TASK TO COMPLETE ->
Copy each line below in which the string "screenshot" occurs.

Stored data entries
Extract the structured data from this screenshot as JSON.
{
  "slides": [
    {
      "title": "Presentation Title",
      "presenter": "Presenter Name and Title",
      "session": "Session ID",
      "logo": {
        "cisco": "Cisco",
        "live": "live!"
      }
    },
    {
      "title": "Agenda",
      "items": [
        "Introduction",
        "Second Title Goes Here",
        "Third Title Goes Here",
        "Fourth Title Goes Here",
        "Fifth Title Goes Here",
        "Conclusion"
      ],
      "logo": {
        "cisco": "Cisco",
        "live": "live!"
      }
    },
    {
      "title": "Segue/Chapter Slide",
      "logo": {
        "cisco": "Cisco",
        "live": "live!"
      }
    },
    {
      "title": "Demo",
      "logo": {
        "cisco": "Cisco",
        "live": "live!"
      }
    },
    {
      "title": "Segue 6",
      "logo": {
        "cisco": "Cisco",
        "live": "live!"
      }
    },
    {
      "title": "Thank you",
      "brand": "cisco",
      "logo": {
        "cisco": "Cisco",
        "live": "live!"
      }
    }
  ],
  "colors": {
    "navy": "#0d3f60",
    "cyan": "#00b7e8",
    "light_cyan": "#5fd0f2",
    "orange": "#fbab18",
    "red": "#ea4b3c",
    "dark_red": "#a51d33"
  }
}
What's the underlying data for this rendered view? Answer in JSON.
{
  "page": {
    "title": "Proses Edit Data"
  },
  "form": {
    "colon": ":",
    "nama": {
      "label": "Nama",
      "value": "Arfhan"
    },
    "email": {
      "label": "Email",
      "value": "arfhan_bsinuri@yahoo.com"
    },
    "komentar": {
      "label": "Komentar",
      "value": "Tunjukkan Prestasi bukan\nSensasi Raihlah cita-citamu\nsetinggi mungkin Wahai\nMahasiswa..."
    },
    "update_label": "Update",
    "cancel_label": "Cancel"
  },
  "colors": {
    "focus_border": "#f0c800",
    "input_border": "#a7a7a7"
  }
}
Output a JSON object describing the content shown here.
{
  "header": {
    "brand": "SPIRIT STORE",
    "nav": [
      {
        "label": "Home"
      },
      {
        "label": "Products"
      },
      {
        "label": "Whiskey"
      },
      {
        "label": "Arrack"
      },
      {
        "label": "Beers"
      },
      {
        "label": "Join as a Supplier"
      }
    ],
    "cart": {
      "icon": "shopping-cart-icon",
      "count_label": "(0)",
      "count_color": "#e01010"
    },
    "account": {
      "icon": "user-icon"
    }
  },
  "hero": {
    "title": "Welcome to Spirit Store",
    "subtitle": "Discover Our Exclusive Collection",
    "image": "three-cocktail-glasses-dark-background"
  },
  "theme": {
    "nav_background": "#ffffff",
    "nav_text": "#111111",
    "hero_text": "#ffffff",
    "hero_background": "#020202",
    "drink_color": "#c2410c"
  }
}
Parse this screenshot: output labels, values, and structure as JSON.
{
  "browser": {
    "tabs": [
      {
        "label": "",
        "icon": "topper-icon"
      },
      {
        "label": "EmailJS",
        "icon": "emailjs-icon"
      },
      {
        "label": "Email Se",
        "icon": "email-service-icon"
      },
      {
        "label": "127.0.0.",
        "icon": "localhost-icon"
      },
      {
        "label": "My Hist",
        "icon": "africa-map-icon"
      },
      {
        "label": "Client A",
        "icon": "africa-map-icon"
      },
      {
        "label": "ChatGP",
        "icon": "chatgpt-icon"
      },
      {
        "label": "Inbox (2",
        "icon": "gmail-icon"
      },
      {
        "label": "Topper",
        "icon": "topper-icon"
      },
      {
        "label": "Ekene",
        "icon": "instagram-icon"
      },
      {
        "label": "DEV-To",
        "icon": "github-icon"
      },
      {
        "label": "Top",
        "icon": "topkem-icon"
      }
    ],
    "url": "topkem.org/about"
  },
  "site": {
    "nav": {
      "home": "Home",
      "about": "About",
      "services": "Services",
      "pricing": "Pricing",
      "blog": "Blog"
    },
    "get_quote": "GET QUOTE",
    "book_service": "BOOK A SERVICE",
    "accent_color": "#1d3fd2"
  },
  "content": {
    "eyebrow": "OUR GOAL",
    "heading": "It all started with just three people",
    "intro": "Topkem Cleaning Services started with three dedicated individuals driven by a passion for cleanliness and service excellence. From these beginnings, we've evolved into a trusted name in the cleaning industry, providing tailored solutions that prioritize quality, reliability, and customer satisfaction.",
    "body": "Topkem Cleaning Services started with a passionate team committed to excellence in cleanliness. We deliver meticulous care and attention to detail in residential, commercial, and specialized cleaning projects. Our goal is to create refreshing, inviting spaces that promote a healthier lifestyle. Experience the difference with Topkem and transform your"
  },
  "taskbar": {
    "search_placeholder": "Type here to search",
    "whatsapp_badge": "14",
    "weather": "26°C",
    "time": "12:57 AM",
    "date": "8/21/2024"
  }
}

COMPLETE OUTPUT ->
Extract the structured data from this screenshot as JSON.
Parse this screenshot: output labels, values, and structure as JSON.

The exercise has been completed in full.